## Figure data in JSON
* Start *

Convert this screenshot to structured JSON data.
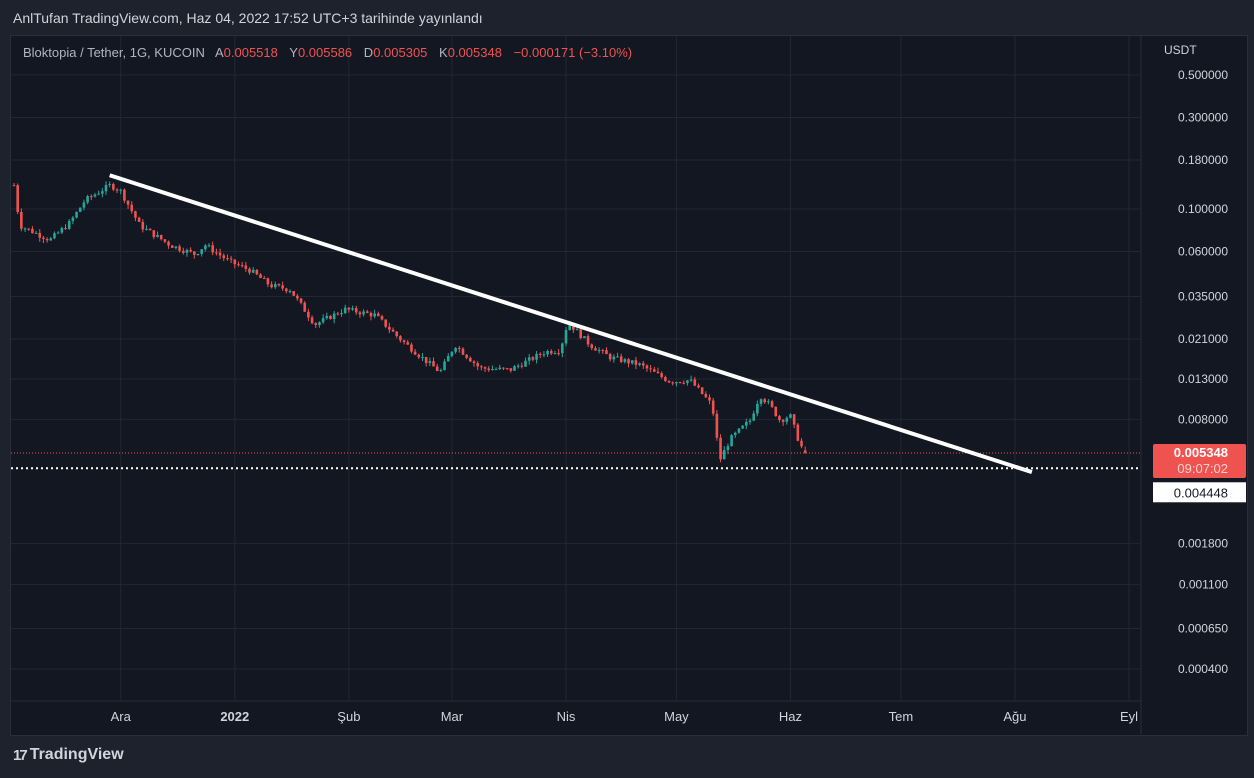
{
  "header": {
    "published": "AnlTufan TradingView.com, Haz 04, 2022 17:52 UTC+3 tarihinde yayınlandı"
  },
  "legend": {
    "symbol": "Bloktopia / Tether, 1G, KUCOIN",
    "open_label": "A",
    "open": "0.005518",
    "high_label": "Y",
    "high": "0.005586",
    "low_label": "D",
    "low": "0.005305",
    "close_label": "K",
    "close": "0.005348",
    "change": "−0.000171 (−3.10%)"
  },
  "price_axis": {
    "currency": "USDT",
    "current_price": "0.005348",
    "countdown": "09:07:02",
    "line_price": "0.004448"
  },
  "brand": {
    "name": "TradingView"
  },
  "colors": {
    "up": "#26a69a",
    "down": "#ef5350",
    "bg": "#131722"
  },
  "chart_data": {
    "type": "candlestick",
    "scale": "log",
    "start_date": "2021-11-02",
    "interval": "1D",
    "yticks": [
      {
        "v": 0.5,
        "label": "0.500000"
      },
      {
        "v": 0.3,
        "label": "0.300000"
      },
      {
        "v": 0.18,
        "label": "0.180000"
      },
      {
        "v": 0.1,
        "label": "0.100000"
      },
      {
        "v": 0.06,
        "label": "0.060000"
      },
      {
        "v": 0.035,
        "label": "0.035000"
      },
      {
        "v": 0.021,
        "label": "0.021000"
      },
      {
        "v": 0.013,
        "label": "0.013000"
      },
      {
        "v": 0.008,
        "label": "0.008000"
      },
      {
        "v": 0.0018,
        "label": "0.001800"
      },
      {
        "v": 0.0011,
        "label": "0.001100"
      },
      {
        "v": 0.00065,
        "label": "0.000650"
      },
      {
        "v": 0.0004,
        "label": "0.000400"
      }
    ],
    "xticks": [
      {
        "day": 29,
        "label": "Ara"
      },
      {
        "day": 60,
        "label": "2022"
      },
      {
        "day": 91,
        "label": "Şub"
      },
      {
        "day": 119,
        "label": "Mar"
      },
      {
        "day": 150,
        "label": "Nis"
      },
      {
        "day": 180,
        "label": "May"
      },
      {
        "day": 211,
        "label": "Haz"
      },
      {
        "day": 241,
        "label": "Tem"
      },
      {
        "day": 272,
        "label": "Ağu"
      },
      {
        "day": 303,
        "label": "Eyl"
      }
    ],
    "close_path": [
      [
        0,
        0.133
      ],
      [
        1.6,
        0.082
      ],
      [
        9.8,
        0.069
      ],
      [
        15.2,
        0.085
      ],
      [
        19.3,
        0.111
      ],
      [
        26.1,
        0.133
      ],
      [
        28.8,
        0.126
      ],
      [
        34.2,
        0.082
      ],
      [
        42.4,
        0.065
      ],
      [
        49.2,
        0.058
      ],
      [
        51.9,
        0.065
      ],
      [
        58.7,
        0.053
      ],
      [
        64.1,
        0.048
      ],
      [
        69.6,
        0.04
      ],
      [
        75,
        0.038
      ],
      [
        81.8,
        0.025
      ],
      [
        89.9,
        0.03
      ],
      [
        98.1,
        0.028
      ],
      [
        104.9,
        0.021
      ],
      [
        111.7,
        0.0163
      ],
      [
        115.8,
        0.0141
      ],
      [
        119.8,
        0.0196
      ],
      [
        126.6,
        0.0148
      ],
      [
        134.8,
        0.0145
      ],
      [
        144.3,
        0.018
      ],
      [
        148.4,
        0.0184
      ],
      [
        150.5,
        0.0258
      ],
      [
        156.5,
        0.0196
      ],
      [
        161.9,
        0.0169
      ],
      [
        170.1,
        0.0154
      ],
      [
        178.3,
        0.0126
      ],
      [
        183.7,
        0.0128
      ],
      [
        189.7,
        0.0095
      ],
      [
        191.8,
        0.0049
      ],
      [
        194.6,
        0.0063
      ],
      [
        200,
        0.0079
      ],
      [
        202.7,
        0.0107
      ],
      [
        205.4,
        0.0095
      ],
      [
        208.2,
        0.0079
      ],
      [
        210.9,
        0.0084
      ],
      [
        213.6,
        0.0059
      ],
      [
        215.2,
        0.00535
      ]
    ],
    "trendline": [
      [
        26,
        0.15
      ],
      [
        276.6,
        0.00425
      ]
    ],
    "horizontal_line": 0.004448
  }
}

* End *
* Start *

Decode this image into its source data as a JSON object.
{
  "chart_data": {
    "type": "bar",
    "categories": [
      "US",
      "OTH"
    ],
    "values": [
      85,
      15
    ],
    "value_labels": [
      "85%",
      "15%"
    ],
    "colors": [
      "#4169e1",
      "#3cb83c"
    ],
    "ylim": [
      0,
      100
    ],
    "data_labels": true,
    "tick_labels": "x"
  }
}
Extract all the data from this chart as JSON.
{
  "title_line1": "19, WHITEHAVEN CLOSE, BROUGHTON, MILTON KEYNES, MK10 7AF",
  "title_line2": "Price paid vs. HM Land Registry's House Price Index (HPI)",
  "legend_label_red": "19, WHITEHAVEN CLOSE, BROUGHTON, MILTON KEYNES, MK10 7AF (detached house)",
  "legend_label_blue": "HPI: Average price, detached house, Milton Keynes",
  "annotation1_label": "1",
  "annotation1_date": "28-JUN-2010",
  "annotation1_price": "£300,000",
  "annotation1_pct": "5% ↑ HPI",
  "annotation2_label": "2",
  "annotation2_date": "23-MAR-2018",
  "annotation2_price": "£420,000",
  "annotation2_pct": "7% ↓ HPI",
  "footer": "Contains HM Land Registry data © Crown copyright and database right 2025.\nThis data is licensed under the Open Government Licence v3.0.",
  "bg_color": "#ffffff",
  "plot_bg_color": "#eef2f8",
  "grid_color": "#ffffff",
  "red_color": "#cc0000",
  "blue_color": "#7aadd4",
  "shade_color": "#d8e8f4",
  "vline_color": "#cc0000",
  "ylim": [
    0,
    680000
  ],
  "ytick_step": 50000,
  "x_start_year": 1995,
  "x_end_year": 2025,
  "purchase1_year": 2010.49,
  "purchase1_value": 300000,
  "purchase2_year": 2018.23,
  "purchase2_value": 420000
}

* End *
* Start *

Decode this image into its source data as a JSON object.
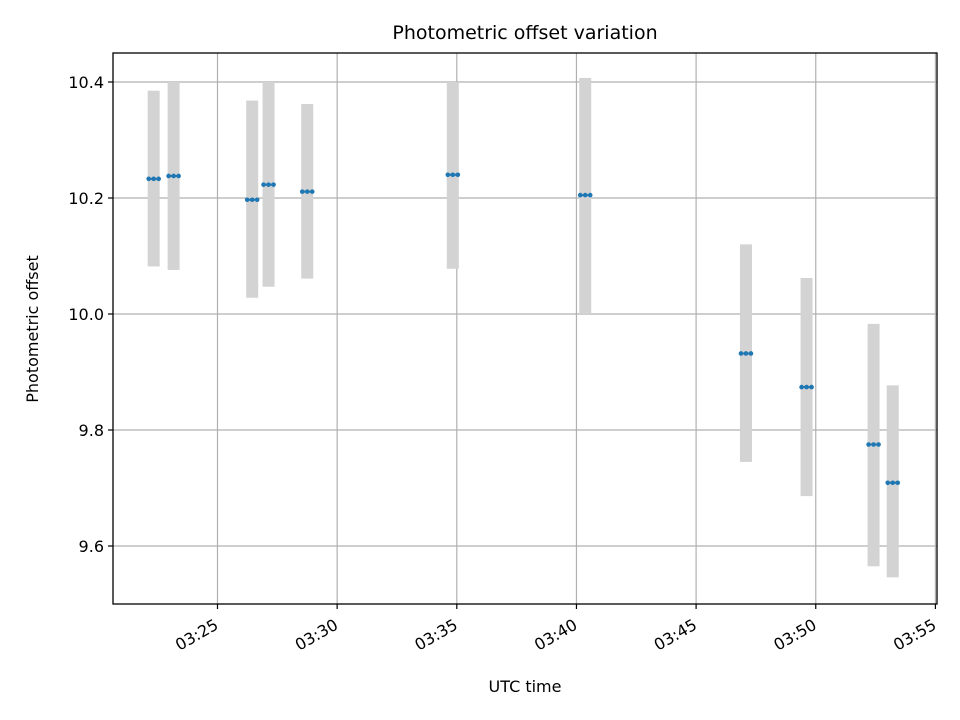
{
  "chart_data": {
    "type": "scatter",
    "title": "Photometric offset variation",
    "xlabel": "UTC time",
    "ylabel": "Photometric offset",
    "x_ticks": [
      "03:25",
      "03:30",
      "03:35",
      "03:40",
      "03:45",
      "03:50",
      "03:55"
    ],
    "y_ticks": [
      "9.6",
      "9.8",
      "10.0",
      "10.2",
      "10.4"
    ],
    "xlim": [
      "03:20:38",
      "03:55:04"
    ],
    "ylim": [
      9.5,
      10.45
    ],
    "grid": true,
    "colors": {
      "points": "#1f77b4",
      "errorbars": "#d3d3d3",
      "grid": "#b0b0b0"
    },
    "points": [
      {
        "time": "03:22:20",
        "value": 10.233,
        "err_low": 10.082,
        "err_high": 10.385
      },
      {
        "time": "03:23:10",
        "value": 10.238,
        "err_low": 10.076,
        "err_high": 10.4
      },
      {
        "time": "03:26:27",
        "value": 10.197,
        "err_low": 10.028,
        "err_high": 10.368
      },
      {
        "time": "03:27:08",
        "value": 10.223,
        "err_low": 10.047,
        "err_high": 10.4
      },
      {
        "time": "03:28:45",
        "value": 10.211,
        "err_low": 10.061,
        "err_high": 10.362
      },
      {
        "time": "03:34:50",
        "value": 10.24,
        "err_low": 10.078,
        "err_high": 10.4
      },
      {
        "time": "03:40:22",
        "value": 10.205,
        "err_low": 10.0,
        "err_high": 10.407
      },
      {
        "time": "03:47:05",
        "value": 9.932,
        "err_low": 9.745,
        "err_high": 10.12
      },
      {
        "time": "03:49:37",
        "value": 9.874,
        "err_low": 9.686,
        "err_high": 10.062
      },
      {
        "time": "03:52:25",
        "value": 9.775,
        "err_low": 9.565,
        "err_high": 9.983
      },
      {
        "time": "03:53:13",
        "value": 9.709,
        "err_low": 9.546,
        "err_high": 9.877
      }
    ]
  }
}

* End *

## WHAT IS ASKED
Show every line from the listing above in which the string "Registry" appears.

## WORKED ANSWER
  "title_line2": "Price paid vs. HM Land Registry's House Price Index (HPI)",
  "footer": "Contains HM Land Registry data © Crown copyright and database right 2025.\nThis data is licensed under the Open Government Licence v3.0.",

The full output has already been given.